* **STATED GOAL**: Search the listing for "Enter" and copy every line where it appears.
-------
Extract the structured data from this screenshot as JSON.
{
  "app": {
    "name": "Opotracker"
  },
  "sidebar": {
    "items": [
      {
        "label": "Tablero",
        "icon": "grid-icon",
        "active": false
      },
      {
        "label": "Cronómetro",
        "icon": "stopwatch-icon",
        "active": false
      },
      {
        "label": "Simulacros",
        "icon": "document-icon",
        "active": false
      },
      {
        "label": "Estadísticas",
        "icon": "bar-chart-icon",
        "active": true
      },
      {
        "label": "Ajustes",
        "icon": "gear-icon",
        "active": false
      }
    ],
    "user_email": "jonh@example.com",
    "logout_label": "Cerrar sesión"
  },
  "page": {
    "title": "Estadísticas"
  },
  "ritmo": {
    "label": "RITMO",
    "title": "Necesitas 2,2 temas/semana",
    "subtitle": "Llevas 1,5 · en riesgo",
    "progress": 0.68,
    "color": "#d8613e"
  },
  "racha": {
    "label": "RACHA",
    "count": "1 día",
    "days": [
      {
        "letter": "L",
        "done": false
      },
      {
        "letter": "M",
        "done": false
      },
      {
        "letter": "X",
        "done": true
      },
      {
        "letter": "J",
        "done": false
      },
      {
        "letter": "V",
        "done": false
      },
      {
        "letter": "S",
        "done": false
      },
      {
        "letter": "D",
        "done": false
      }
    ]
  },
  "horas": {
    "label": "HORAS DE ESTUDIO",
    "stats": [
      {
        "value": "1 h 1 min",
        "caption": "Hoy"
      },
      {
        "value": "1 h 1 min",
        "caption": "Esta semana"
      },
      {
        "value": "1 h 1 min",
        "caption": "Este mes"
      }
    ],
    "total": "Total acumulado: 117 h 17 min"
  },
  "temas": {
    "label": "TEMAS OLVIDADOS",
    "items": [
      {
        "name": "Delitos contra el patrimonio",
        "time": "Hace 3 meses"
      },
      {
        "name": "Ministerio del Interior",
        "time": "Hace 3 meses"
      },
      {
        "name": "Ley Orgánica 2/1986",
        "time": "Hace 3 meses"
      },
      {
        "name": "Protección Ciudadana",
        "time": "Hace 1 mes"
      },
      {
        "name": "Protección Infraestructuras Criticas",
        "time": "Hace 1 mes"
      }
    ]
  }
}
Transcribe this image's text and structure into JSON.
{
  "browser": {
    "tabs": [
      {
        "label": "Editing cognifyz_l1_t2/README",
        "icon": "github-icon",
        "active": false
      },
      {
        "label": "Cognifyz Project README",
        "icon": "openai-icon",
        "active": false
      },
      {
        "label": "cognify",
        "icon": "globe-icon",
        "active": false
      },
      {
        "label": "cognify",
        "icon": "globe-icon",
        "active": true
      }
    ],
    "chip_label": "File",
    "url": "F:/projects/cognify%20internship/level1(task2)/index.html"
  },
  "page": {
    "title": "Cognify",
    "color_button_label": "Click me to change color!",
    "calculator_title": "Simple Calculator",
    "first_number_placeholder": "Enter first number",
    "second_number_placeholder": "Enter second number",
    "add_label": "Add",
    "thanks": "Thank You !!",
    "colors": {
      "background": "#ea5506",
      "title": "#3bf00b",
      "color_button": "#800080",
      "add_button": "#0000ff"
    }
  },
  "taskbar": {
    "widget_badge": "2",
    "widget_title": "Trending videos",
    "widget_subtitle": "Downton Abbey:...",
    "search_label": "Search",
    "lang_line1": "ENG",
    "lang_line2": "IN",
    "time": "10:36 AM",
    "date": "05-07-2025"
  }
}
-------
* **CORRECT RESULT**:
    "first_number_placeholder": "Enter first number",
    "second_number_placeholder": "Enter second number",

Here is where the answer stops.